── The data ──
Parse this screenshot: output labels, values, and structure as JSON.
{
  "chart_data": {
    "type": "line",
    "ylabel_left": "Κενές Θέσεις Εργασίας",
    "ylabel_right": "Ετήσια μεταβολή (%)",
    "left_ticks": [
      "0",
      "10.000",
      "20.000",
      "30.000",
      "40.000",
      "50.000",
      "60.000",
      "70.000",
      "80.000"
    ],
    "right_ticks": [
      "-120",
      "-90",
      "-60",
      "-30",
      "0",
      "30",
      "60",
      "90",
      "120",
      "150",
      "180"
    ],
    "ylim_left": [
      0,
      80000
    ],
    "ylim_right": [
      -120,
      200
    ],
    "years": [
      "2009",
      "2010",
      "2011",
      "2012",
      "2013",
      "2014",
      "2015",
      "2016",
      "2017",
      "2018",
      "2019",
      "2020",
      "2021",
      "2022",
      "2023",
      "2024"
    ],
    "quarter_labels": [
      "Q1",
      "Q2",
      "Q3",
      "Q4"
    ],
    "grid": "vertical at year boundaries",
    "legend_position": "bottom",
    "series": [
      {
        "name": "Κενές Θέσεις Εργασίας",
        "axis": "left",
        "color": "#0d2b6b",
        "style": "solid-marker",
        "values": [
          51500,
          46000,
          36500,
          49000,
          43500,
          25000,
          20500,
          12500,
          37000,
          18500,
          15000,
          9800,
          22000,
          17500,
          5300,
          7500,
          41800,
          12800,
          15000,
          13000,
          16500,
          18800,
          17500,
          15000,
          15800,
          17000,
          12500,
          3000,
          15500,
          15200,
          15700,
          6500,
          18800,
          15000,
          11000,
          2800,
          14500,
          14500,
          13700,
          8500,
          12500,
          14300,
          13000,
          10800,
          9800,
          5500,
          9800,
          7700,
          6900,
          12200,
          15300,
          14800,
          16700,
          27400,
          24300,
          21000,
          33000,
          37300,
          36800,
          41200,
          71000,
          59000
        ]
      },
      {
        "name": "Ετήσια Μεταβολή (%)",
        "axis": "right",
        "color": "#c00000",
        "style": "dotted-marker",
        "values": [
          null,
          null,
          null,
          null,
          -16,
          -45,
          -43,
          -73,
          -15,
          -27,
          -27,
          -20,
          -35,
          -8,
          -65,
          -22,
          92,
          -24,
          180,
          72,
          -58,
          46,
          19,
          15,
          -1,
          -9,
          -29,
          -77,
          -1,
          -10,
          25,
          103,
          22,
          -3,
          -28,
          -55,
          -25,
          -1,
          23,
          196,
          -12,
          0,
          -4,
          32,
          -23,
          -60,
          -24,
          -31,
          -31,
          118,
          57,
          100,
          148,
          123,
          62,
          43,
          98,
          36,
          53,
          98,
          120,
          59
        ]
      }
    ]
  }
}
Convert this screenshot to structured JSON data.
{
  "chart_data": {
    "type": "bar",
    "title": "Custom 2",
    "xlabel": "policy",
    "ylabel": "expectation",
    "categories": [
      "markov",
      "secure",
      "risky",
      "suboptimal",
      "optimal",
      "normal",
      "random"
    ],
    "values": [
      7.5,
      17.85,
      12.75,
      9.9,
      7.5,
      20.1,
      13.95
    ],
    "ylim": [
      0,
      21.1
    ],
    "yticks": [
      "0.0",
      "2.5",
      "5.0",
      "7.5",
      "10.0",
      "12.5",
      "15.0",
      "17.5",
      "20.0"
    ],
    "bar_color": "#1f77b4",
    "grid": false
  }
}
───
── The data ──
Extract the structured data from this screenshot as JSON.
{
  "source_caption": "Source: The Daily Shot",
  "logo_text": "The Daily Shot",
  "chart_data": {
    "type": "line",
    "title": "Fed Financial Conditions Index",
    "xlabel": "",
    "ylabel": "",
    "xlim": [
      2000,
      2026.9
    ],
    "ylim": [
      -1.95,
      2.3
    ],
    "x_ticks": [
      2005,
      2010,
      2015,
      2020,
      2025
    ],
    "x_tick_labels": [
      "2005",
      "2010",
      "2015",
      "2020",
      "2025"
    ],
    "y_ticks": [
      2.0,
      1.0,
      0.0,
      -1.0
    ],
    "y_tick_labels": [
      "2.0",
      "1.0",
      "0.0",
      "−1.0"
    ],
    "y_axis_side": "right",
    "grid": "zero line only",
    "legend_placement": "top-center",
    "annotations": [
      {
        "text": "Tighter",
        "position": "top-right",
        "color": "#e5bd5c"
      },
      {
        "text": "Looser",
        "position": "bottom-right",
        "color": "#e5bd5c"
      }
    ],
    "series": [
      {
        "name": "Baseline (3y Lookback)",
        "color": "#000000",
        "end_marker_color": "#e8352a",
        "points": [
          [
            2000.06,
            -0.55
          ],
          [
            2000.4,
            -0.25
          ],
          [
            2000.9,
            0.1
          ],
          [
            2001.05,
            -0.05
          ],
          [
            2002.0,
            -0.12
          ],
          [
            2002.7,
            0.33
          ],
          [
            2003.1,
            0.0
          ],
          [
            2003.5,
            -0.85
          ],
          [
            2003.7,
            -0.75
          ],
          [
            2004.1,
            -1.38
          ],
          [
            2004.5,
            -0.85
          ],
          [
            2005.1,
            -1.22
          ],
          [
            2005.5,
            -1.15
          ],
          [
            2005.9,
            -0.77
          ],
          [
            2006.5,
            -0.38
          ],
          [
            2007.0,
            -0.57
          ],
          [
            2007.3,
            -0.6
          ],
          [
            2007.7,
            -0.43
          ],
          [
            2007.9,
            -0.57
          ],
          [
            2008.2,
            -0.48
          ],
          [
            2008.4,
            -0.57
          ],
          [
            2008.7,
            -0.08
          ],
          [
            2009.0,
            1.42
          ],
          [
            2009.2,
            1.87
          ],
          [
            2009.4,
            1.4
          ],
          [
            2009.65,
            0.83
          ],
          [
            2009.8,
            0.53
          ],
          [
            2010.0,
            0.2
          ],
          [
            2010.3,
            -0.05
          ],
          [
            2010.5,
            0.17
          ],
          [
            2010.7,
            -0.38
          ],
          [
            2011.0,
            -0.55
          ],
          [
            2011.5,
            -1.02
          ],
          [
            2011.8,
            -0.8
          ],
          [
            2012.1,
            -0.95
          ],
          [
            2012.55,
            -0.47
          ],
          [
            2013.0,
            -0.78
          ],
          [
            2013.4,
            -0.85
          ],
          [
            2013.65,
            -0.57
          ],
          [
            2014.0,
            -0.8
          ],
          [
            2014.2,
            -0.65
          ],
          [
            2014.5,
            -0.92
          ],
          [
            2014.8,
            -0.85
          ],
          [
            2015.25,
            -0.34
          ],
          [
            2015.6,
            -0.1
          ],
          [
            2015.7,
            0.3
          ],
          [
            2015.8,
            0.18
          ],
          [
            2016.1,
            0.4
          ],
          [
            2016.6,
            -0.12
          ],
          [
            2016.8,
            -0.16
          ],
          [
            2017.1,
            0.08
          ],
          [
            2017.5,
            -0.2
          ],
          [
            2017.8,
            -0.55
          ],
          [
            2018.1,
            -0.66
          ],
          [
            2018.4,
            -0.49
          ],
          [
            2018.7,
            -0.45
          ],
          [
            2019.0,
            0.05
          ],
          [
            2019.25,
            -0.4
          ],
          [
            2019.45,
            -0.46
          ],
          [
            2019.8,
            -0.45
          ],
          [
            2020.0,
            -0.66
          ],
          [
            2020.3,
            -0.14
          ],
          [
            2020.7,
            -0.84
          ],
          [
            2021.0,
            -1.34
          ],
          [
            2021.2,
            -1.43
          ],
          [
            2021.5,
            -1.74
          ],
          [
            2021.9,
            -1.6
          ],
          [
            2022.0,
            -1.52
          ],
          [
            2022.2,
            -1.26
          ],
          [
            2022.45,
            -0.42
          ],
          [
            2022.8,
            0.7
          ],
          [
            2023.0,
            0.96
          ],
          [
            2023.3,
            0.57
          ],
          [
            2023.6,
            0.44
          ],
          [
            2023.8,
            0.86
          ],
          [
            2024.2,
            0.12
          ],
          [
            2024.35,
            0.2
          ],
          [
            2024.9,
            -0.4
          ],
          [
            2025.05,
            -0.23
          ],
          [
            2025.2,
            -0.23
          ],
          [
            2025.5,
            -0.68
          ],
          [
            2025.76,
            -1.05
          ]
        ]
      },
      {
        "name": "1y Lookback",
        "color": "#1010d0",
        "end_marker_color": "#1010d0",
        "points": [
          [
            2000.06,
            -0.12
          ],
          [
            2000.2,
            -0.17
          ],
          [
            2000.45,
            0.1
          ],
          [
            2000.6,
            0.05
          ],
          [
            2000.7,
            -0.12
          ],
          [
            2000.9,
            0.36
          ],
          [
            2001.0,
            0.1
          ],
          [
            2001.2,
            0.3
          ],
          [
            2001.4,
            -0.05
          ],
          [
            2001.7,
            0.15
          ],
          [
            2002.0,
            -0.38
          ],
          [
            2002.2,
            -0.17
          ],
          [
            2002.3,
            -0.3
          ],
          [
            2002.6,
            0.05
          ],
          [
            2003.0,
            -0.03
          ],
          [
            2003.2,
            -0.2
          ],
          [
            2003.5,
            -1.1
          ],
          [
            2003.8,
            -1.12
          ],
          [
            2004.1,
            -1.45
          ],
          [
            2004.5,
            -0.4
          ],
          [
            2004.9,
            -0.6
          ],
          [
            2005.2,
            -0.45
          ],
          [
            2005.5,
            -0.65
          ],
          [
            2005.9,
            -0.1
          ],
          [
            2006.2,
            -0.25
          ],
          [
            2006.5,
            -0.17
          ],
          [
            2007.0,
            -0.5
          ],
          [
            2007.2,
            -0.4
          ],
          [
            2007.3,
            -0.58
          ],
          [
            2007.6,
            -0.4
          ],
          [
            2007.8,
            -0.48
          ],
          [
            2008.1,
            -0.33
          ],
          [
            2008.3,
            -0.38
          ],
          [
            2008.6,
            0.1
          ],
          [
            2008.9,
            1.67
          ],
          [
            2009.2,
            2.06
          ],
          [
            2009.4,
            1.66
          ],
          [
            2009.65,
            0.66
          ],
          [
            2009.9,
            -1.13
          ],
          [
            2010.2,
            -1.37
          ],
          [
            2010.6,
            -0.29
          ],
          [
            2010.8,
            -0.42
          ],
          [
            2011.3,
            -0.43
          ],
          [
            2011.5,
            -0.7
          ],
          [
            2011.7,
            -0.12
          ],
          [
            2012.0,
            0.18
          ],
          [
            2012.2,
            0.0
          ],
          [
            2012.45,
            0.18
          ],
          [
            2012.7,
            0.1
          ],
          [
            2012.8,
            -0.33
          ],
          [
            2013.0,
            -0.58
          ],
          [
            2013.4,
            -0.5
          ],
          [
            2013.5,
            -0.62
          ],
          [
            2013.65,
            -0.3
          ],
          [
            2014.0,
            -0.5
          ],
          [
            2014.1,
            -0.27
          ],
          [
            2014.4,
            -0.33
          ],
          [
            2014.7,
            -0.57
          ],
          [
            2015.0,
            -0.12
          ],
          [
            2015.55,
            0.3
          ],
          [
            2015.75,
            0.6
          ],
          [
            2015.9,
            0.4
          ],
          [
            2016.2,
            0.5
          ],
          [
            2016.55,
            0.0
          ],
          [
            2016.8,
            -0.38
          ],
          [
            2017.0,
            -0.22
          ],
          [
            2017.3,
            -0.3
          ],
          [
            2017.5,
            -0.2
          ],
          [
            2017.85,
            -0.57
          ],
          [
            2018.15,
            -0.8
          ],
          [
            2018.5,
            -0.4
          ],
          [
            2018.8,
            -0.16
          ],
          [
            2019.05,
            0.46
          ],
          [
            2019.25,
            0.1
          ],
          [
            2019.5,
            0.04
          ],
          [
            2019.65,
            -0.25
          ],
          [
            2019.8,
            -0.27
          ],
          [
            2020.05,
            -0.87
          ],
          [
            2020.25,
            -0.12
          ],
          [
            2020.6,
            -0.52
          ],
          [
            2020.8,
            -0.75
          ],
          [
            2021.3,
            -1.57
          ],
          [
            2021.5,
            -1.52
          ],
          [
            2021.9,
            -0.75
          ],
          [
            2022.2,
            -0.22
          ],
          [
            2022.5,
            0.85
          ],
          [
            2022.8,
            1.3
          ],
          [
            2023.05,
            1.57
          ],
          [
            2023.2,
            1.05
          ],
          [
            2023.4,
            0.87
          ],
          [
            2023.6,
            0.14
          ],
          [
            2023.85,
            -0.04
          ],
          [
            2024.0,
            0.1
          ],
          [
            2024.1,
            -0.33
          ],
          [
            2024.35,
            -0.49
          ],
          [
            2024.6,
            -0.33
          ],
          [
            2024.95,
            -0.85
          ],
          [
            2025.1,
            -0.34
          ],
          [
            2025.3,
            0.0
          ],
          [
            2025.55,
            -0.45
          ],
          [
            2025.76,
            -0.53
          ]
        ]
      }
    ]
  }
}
───
── The data ──
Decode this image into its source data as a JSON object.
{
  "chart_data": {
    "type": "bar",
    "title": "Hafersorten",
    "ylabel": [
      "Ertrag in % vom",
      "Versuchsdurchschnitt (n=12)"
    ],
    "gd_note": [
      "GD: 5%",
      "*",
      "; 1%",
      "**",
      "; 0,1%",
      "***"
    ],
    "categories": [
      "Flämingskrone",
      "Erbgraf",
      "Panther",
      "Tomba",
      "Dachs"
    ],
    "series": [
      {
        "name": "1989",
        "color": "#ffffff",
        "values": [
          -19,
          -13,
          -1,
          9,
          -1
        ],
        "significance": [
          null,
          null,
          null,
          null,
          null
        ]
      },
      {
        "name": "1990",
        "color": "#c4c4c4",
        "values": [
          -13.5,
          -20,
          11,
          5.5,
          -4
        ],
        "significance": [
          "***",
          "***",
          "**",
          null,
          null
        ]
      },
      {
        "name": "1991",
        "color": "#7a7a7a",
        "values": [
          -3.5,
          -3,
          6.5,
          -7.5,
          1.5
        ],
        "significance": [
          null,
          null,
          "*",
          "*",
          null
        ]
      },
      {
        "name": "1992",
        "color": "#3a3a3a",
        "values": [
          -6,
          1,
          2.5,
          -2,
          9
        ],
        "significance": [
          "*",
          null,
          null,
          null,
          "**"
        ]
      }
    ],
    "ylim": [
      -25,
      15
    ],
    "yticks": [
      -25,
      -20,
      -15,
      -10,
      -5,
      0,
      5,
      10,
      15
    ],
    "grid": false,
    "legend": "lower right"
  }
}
───
- [Objective]:
Above is a listing; report how many of its lines include the word "style", giving the number only.

- [Right answer]:
2